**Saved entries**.

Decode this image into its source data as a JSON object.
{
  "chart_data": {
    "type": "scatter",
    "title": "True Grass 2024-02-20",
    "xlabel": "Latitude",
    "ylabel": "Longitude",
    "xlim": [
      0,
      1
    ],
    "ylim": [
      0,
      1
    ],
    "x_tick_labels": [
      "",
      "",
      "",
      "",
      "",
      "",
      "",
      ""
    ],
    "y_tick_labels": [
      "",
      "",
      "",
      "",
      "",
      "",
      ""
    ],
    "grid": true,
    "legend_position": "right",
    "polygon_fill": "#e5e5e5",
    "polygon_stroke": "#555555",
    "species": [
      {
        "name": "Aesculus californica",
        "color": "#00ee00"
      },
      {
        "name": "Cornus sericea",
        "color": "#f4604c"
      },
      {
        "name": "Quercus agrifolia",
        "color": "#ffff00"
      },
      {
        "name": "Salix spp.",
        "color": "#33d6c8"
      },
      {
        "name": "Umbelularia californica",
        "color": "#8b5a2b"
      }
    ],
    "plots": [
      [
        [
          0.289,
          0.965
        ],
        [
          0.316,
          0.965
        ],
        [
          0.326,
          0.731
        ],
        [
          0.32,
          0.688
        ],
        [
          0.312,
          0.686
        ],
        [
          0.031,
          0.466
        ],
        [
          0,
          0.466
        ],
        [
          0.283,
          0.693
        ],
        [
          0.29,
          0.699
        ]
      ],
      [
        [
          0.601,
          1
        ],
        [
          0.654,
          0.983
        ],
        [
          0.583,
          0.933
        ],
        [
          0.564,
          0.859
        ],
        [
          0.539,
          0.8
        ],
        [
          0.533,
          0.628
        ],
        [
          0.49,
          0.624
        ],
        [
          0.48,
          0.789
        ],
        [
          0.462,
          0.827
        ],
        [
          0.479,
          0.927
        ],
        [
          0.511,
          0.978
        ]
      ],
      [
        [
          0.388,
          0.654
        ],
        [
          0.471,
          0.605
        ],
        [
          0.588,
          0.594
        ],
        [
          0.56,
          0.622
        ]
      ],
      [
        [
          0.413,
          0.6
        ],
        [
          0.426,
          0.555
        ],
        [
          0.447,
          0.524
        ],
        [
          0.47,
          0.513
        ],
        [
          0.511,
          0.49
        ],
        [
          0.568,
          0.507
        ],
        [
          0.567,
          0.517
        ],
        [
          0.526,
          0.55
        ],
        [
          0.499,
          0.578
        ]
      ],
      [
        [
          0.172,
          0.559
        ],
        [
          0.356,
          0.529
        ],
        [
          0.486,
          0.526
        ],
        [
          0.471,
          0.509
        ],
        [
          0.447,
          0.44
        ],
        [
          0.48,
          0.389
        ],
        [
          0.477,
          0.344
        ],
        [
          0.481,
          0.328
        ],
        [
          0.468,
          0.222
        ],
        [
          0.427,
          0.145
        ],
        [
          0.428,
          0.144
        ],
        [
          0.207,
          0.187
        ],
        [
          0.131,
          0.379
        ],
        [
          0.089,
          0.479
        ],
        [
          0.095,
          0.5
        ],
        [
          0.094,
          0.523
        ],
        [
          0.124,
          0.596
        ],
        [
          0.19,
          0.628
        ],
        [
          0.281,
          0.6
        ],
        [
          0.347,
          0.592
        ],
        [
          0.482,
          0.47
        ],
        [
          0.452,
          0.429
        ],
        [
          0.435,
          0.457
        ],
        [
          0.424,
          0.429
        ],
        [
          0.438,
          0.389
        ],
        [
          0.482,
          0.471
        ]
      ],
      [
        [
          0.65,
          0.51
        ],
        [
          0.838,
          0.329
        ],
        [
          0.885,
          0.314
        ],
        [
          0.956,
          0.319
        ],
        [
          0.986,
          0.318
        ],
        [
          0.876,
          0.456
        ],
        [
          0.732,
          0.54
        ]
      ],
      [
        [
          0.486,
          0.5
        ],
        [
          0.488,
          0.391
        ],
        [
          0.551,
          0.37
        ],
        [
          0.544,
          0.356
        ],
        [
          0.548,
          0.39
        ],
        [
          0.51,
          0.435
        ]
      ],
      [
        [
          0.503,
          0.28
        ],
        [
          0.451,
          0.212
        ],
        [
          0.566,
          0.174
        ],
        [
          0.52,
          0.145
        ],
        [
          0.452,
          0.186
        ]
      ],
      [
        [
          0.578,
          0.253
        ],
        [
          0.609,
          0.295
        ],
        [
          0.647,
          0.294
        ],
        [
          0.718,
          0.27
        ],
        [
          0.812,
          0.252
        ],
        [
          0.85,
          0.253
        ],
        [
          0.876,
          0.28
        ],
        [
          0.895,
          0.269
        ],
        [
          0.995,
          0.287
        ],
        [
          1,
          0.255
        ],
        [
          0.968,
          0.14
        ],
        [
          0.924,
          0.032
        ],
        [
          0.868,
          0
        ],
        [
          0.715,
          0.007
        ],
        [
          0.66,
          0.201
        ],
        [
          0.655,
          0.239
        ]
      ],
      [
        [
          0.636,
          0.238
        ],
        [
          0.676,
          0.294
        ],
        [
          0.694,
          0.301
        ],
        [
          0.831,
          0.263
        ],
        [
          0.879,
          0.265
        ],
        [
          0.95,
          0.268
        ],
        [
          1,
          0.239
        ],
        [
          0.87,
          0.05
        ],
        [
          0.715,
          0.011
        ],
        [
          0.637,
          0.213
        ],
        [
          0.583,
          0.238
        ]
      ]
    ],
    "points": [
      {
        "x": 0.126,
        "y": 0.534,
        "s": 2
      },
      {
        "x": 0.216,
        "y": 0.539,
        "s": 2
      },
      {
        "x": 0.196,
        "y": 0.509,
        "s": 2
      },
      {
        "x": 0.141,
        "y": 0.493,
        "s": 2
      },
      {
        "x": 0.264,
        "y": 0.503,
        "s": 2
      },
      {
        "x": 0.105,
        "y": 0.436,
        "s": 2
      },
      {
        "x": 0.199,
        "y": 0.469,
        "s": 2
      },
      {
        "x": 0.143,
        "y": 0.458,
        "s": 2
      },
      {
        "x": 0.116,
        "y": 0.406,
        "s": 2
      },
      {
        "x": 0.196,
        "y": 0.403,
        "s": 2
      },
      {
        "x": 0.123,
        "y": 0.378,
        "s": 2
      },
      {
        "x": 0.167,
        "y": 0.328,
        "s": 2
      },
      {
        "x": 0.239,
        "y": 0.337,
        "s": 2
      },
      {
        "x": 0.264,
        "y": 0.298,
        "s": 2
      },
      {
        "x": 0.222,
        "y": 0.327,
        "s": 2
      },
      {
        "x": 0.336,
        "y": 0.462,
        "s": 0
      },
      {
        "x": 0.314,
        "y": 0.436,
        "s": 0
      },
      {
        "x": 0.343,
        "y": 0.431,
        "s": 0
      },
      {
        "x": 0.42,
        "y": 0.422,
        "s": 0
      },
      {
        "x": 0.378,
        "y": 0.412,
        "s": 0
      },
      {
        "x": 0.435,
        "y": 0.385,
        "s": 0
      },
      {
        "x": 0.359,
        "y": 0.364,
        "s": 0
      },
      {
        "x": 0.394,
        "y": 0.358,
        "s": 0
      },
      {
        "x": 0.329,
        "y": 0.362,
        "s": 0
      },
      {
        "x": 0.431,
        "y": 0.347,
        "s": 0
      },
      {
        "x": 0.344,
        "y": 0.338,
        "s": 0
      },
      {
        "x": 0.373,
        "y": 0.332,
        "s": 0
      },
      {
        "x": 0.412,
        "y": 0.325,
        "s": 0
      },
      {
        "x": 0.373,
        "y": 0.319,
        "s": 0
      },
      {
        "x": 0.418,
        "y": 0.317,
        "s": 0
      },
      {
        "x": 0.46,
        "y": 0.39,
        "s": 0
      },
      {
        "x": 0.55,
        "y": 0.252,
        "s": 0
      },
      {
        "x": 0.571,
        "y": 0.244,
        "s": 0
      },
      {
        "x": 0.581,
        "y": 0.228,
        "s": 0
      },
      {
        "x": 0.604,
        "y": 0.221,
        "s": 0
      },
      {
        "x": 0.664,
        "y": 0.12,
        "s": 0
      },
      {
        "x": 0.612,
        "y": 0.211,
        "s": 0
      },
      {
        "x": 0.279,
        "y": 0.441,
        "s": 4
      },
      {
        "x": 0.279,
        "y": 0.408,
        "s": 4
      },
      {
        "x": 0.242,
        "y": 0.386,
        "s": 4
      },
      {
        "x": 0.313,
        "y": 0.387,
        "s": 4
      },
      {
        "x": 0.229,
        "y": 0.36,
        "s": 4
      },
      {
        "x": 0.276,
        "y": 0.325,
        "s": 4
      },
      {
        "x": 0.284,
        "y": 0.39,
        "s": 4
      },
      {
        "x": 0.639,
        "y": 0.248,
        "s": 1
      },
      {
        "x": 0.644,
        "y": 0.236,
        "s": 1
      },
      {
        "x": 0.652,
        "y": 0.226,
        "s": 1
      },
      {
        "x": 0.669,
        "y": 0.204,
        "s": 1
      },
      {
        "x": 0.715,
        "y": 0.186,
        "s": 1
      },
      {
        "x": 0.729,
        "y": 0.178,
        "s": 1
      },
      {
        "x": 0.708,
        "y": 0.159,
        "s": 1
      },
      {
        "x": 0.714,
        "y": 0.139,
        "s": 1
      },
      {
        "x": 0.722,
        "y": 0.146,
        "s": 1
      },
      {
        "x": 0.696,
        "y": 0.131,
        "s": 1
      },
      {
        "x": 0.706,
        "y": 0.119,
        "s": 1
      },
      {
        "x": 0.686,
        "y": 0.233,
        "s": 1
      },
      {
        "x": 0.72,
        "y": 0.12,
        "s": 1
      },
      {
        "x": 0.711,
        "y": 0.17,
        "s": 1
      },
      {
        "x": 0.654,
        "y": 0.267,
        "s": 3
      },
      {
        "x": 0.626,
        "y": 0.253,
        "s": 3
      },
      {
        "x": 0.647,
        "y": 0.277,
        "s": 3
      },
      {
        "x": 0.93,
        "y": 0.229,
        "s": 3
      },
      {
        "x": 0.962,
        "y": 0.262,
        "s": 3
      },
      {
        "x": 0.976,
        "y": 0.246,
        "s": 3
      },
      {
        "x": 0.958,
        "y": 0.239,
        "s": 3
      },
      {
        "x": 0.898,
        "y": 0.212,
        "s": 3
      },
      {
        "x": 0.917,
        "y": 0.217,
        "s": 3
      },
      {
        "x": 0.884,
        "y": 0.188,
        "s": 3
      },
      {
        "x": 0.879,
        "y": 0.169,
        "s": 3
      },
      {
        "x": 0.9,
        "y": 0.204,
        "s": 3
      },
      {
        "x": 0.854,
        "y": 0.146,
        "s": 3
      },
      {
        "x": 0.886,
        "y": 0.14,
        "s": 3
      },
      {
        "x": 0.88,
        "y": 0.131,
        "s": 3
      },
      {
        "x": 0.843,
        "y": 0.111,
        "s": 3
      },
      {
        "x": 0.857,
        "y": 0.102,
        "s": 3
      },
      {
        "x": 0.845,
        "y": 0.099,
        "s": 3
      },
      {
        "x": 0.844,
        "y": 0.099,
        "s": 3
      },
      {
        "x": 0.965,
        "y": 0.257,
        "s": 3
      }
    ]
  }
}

==

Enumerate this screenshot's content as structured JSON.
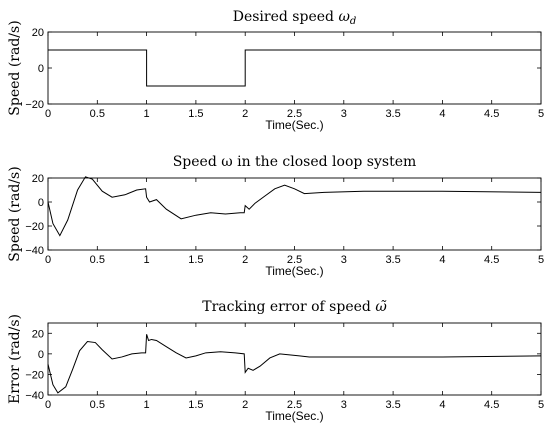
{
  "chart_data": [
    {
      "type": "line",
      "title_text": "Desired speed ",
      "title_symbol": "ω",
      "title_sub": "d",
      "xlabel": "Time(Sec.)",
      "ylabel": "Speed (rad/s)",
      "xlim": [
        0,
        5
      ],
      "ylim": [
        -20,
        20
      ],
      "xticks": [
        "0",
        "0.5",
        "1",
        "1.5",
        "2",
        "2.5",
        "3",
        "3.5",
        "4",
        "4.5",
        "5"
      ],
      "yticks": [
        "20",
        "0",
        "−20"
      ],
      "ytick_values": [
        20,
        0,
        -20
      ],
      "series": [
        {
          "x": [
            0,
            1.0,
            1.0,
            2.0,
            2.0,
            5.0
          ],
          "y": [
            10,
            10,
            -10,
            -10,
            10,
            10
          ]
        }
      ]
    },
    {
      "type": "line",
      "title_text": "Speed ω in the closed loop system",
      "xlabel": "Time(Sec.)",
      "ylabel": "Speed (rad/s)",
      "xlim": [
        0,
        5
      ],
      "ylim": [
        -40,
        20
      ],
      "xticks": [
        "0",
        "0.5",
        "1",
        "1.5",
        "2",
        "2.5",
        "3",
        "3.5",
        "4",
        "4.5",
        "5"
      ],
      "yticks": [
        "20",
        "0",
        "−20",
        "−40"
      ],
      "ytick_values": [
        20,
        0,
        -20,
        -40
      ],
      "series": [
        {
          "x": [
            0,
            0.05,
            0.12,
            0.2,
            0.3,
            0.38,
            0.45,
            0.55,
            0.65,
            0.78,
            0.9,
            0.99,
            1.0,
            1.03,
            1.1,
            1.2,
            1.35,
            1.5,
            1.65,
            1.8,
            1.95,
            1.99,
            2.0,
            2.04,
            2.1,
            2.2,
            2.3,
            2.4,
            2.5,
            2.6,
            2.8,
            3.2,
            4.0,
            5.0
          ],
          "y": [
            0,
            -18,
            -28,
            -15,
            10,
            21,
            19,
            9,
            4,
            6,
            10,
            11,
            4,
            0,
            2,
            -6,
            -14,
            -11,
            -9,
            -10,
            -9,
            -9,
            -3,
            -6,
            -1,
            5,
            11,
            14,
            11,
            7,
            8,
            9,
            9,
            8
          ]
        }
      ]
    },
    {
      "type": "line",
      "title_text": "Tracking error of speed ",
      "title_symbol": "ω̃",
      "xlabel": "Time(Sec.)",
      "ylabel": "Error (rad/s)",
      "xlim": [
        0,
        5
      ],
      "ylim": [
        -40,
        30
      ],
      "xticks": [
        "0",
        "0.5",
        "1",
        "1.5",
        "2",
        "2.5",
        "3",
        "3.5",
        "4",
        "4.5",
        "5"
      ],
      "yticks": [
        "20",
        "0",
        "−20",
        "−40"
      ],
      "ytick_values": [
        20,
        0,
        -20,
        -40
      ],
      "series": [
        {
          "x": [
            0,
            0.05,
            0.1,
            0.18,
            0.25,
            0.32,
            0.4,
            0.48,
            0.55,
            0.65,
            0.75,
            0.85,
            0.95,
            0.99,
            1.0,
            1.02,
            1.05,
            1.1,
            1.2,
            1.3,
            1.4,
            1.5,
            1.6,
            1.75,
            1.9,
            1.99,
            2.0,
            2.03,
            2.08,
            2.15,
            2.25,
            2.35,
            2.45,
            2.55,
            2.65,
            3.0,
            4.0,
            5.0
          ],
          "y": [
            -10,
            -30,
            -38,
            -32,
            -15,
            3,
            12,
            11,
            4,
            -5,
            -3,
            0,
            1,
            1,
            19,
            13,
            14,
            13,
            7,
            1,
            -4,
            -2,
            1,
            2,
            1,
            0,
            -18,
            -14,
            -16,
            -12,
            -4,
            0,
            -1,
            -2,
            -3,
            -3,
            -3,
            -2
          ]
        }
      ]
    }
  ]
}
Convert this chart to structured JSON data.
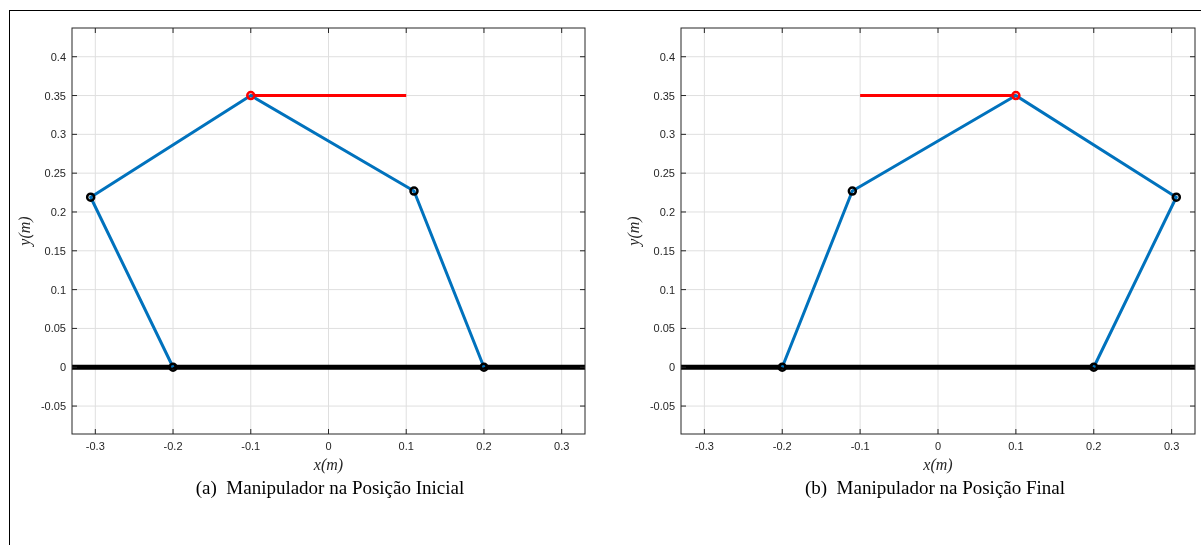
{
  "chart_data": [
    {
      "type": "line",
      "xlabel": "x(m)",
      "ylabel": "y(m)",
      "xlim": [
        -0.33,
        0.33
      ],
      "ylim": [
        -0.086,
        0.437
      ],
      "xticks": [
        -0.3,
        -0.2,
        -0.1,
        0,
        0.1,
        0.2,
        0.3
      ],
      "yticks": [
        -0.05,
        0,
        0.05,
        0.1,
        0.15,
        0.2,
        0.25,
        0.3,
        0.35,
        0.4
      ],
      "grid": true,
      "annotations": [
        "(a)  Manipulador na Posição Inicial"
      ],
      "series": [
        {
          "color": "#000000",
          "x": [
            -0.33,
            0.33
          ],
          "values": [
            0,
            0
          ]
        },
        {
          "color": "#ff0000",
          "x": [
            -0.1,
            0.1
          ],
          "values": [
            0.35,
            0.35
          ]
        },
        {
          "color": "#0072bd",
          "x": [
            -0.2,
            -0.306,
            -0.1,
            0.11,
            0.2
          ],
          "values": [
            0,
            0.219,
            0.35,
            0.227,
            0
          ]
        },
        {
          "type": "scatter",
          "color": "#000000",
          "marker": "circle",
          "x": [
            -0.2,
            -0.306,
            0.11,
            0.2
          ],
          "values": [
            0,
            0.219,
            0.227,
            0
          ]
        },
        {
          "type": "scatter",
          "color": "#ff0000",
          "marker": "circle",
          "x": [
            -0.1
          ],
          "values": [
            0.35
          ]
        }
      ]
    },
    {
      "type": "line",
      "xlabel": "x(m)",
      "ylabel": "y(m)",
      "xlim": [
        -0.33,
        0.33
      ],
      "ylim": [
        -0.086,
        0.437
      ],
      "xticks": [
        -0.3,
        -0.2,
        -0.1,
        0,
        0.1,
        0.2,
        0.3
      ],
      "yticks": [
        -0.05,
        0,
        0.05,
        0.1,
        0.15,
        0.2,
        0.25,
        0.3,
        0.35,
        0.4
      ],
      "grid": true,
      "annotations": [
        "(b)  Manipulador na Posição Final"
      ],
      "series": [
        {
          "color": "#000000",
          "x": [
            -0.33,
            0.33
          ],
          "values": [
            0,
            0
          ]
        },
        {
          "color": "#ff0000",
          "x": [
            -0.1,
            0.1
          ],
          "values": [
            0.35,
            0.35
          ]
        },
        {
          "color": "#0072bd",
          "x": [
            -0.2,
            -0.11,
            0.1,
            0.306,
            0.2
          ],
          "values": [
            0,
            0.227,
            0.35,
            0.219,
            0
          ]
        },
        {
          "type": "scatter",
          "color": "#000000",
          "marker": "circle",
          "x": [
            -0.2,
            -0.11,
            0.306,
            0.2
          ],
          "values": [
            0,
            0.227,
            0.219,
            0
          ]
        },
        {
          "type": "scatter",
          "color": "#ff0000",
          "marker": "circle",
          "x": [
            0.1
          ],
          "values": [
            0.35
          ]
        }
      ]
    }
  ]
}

---

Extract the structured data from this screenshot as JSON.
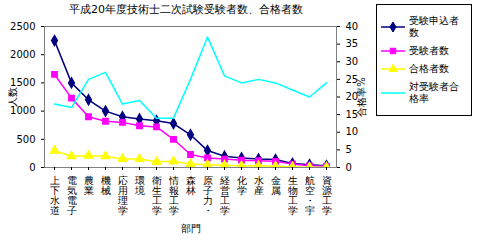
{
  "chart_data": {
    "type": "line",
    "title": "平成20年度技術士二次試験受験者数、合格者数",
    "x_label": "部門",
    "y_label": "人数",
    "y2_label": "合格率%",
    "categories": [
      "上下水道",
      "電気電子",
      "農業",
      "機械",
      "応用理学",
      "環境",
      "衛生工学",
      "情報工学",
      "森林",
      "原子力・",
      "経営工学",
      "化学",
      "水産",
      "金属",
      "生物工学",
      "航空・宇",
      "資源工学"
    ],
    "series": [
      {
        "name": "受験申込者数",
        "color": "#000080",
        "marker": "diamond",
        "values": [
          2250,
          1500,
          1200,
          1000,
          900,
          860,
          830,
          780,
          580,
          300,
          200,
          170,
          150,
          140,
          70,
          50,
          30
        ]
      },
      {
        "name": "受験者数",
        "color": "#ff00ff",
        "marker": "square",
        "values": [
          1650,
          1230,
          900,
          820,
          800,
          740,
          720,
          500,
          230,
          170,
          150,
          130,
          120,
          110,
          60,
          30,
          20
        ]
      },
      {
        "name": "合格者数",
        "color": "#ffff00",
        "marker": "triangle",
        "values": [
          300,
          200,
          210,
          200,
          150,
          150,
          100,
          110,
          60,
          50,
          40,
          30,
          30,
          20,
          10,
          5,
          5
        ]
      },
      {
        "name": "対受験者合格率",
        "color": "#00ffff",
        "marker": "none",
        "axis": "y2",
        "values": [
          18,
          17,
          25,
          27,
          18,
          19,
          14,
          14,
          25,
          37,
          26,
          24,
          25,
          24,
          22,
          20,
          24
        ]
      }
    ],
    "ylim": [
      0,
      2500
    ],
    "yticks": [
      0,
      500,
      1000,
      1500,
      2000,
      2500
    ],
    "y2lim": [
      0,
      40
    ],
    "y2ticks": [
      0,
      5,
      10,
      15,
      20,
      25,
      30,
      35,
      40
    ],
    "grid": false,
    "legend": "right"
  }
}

**Stated goal**.
In the listing, find every line with the word "screenshot" and state how many there are, nothing more.

**Answer to the exercise**.
2